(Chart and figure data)
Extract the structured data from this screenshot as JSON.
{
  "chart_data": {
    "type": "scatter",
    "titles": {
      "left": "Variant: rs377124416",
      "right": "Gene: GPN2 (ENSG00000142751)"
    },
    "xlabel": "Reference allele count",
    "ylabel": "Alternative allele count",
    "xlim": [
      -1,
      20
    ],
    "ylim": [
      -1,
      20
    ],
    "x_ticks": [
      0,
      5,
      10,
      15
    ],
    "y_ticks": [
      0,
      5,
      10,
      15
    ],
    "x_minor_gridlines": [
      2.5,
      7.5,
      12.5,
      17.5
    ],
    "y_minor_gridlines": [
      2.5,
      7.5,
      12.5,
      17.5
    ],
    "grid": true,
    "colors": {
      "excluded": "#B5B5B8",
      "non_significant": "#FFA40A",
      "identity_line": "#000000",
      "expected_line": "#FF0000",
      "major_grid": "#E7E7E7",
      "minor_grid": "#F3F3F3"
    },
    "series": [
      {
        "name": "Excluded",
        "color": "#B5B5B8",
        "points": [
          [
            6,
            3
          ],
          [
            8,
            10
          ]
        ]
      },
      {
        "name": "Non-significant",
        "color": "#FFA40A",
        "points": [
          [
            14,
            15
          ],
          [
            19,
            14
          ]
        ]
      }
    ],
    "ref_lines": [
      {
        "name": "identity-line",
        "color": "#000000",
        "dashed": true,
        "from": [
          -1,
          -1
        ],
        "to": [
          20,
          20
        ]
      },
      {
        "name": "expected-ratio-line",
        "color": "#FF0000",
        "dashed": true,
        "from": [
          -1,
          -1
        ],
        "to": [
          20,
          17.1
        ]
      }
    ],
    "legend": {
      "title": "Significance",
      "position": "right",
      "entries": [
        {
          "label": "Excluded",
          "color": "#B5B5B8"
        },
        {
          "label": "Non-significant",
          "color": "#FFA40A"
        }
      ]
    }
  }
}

==

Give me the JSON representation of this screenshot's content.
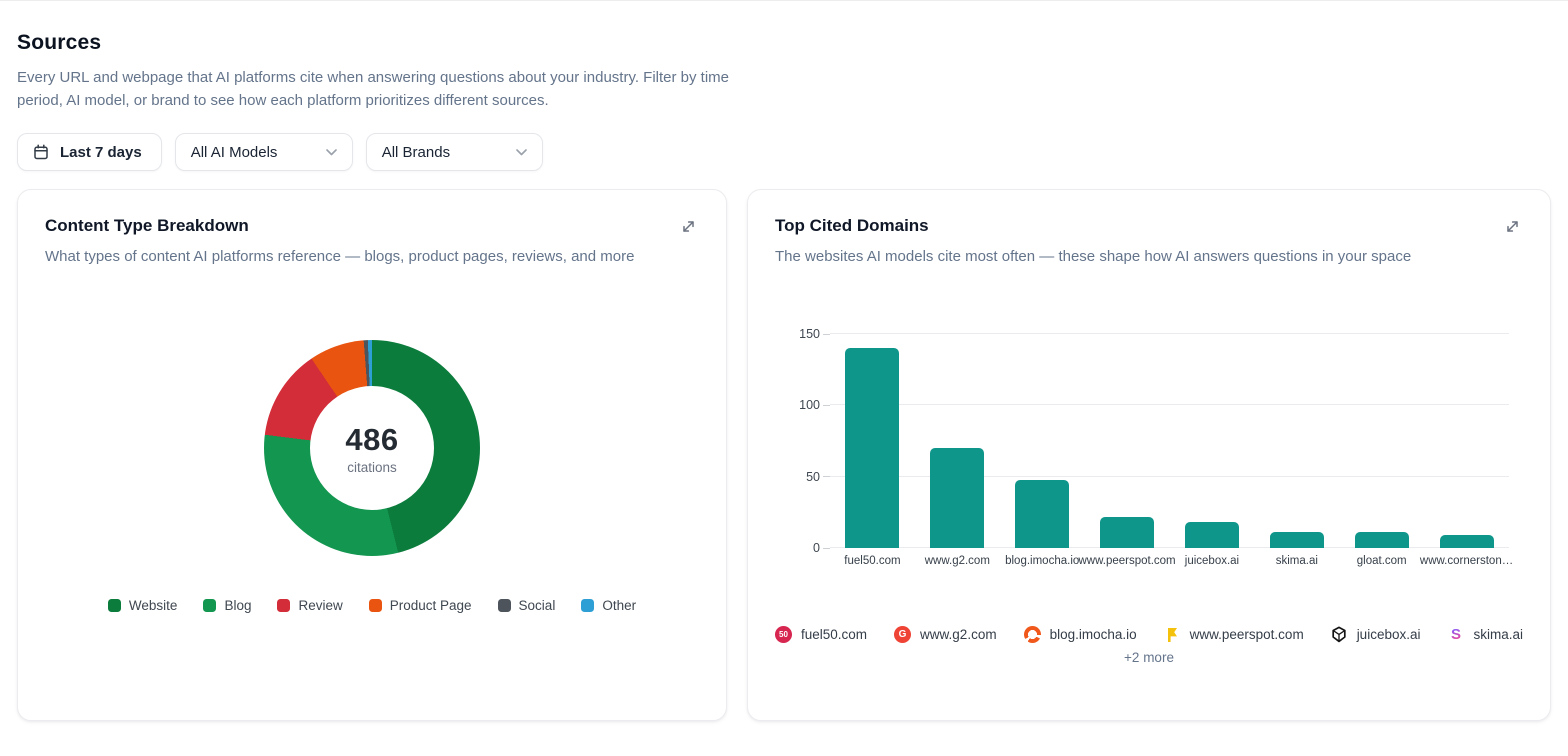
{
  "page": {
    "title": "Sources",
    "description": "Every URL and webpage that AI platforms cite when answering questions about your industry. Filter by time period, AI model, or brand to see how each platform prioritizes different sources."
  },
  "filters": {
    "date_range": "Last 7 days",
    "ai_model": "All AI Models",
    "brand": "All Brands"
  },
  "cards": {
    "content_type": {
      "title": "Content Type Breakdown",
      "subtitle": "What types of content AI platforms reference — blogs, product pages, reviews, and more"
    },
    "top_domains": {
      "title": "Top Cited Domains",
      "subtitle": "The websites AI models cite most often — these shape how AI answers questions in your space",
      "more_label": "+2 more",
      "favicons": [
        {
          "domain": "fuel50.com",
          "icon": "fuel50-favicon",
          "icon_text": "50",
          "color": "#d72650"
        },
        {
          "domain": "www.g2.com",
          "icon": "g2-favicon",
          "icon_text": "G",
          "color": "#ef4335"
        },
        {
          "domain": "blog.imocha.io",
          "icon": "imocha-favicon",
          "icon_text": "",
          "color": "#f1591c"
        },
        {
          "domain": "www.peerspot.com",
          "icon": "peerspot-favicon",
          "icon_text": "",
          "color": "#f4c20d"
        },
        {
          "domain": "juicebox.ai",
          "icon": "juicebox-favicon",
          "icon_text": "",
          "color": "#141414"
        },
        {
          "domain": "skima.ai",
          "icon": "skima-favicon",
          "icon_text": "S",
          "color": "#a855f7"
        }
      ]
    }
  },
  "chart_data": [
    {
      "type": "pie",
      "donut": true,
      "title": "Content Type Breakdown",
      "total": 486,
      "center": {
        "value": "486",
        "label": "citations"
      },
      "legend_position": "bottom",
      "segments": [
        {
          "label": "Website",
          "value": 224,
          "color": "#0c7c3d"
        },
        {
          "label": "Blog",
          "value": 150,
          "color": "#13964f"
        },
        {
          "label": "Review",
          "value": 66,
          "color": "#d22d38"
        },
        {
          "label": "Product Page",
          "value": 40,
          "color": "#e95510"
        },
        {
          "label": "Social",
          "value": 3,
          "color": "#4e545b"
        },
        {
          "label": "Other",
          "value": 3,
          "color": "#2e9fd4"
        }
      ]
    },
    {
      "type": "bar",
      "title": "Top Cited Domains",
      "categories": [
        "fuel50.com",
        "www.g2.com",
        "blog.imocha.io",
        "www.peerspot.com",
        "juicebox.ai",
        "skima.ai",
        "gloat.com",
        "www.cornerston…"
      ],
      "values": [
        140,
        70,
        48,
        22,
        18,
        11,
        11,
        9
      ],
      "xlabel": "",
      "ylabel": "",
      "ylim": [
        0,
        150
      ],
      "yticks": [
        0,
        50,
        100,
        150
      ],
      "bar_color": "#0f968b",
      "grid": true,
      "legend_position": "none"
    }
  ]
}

--

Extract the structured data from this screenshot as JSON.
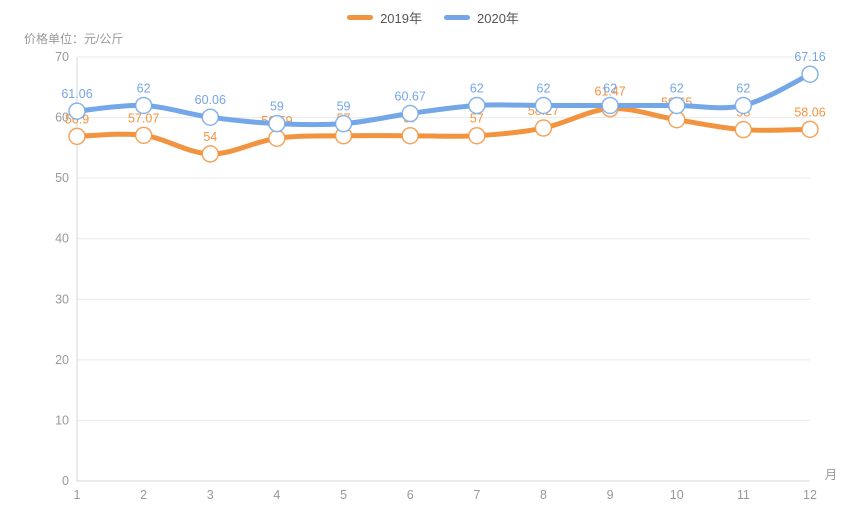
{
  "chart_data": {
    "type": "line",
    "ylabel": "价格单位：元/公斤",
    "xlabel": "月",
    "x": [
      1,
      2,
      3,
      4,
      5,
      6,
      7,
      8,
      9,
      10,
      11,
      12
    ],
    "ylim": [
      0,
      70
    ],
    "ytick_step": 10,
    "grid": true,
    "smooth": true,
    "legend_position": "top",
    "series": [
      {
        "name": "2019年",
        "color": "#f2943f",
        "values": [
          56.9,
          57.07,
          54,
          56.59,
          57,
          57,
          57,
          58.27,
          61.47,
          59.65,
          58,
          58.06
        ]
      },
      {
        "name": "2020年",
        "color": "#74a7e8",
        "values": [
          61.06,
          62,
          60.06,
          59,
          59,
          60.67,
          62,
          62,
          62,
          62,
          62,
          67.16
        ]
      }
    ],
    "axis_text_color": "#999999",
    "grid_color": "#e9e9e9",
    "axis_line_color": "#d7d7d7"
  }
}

• _What this task involves_
Using the records above, gather all lines where the string "right" is present.

• _Result below_
      "right": "Gene: GPN2 (ENSG00000142751)"
      "position": "right",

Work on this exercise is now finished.